> Task directions:
Copy each line that holds "text".

> Data in this exercise:
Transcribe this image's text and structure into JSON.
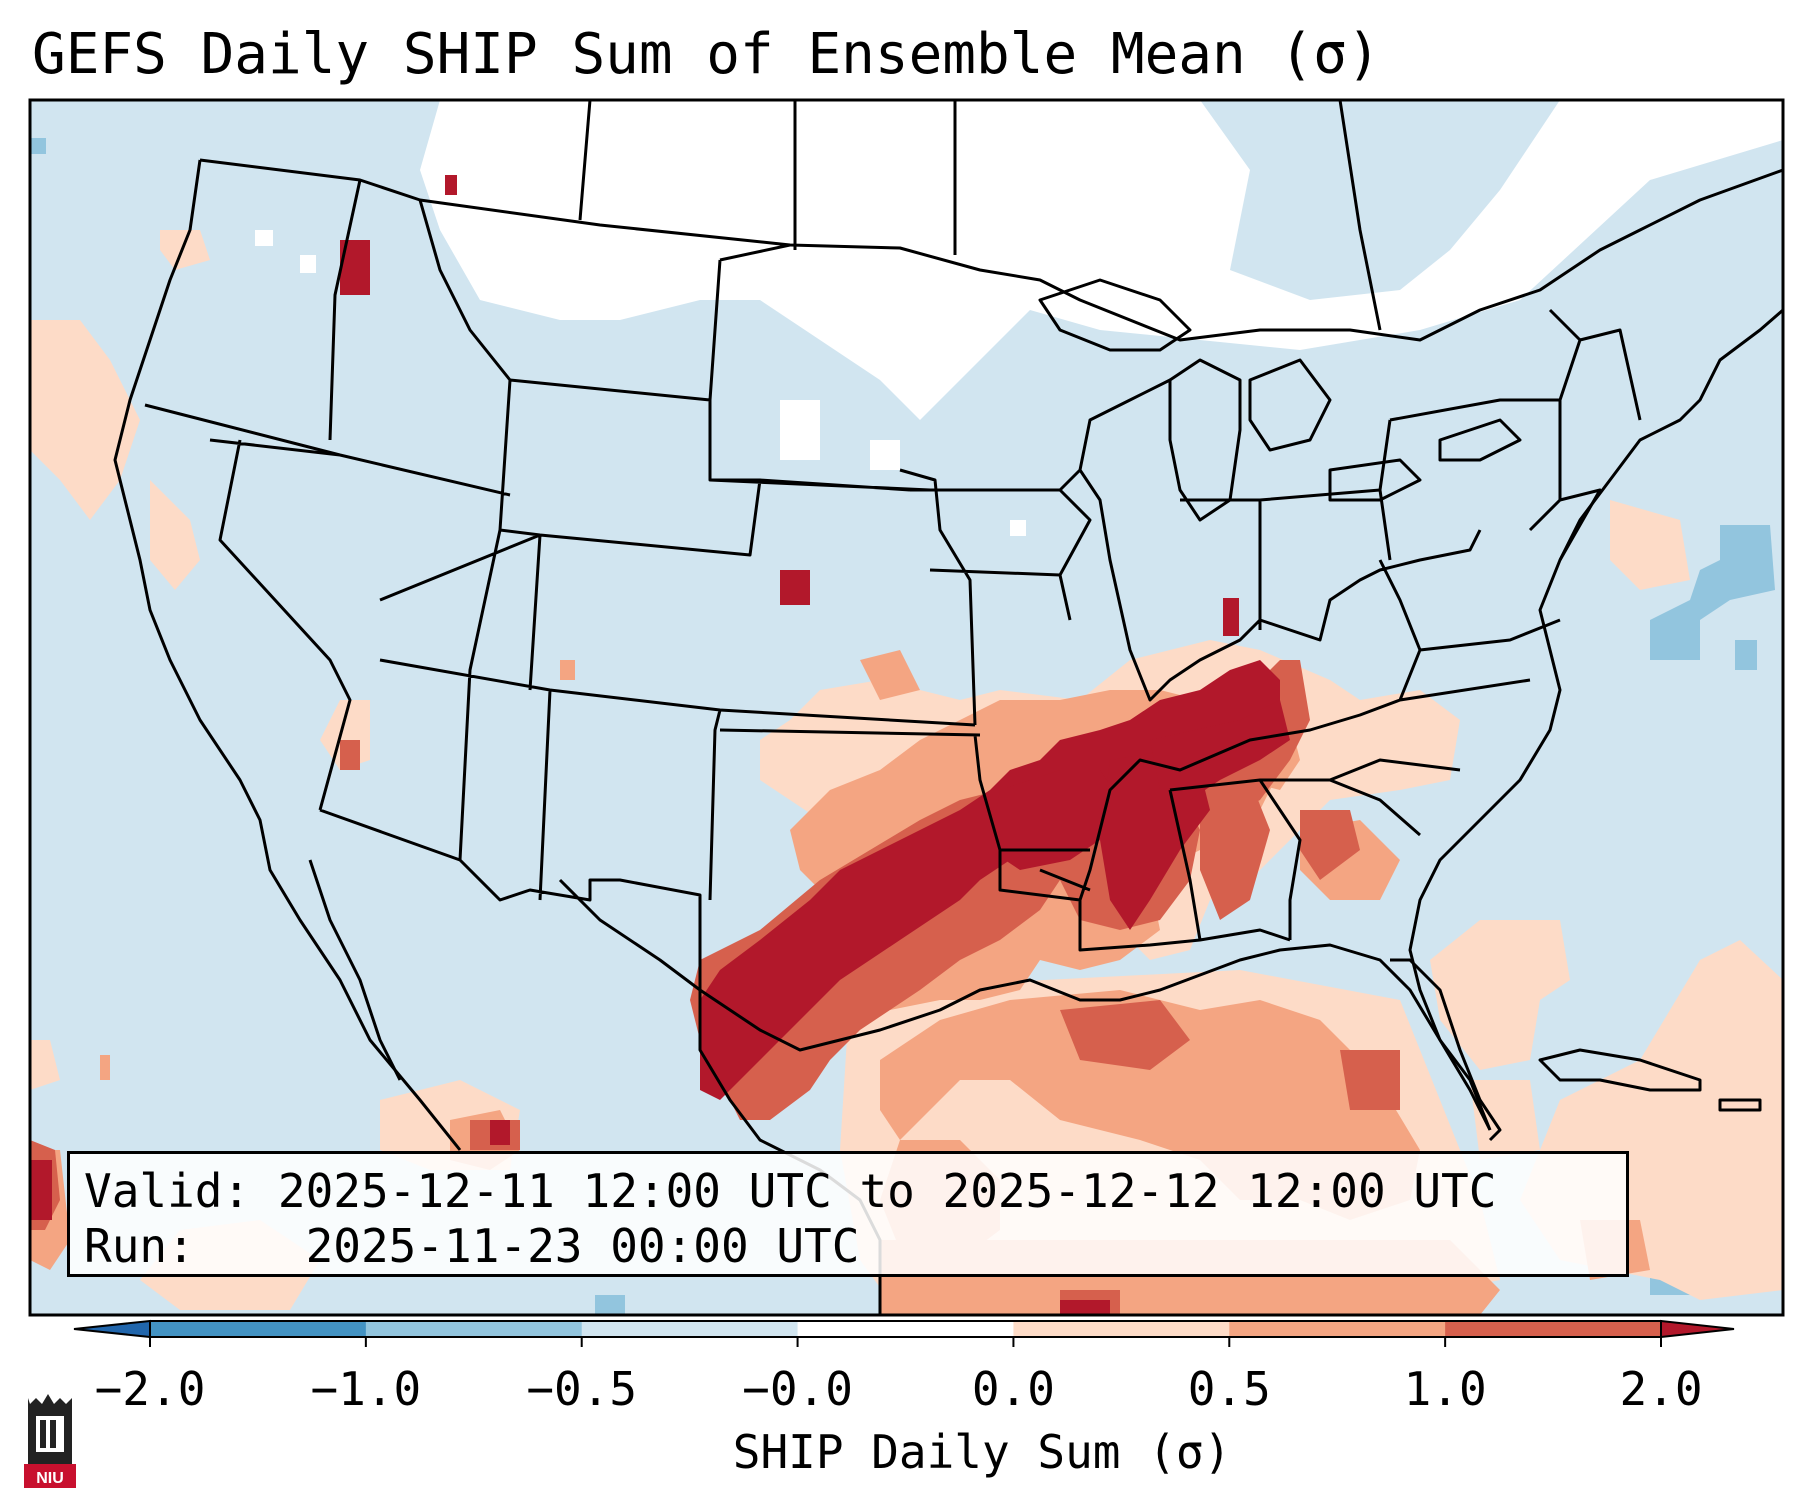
{
  "title": "GEFS Daily SHIP Sum of Ensemble Mean (σ)",
  "info": {
    "valid_label": "Valid:",
    "valid_value": "2025-12-11 12:00 UTC to 2025-12-12 12:00 UTC",
    "run_label": "Run:",
    "run_value": "2025-11-23 00:00 UTC"
  },
  "colorbar": {
    "label": "SHIP Daily Sum (σ)",
    "ticks": [
      "−2.0",
      "−1.0",
      "−0.5",
      "−0.0",
      "0.0",
      "0.5",
      "1.0",
      "2.0"
    ],
    "bin_colors": [
      "#4393c3",
      "#92c5de",
      "#d1e5f0",
      "#ffffff",
      "#fddbc7",
      "#f4a582",
      "#d6604d"
    ],
    "under_color": "#2166ac",
    "over_color": "#b2182b"
  },
  "map_colors": {
    "ocean_land_base": "#d1e5f0",
    "neutral": "#ffffff",
    "light_red": "#fddbc7",
    "mid_red": "#f4a582",
    "red": "#d6604d",
    "dark_red": "#b2182b",
    "mid_blue": "#92c5de",
    "border": "#000000"
  },
  "logo": {
    "text": "NIU",
    "color": "#c8102e"
  }
}
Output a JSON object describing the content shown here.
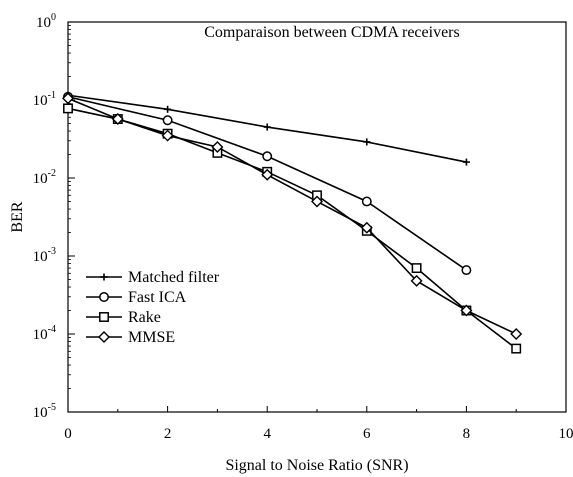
{
  "chart_data": {
    "type": "line",
    "title": "Comparaison between CDMA receivers",
    "xlabel": "Signal to Noise Ratio (SNR)",
    "ylabel": "BER",
    "x_ticks": [
      0,
      2,
      4,
      6,
      8,
      10
    ],
    "y_tick_bases": [
      "10",
      "10",
      "10",
      "10",
      "10",
      "10"
    ],
    "y_tick_exponents": [
      "0",
      "-1",
      "-2",
      "-3",
      "-4",
      "-5"
    ],
    "xlim": [
      0,
      10
    ],
    "ylim": [
      1e-05,
      1
    ],
    "y_scale": "log",
    "grid": false,
    "legend_position": "bottom-left",
    "series": [
      {
        "name": "Matched filter",
        "marker": "plus",
        "x": [
          0,
          2,
          4,
          6,
          8
        ],
        "y": [
          0.115,
          0.076,
          0.045,
          0.029,
          0.016
        ]
      },
      {
        "name": "Fast ICA",
        "marker": "circle",
        "x": [
          0,
          2,
          4,
          6,
          8
        ],
        "y": [
          0.11,
          0.055,
          0.019,
          0.005,
          0.00066
        ]
      },
      {
        "name": "Rake",
        "marker": "square",
        "x": [
          0,
          1,
          2,
          3,
          4,
          5,
          6,
          7,
          8,
          9
        ],
        "y": [
          0.078,
          0.057,
          0.037,
          0.021,
          0.012,
          0.006,
          0.0021,
          0.0007,
          0.0002,
          6.5e-05
        ]
      },
      {
        "name": "MMSE",
        "marker": "diamond",
        "x": [
          0,
          1,
          2,
          3,
          4,
          5,
          6,
          7,
          8,
          9
        ],
        "y": [
          0.105,
          0.057,
          0.035,
          0.025,
          0.011,
          0.005,
          0.0023,
          0.00048,
          0.0002,
          0.0001
        ]
      }
    ]
  }
}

> Result below:
Transcribe this image's text and structure into JSON.
    "text": "NIU",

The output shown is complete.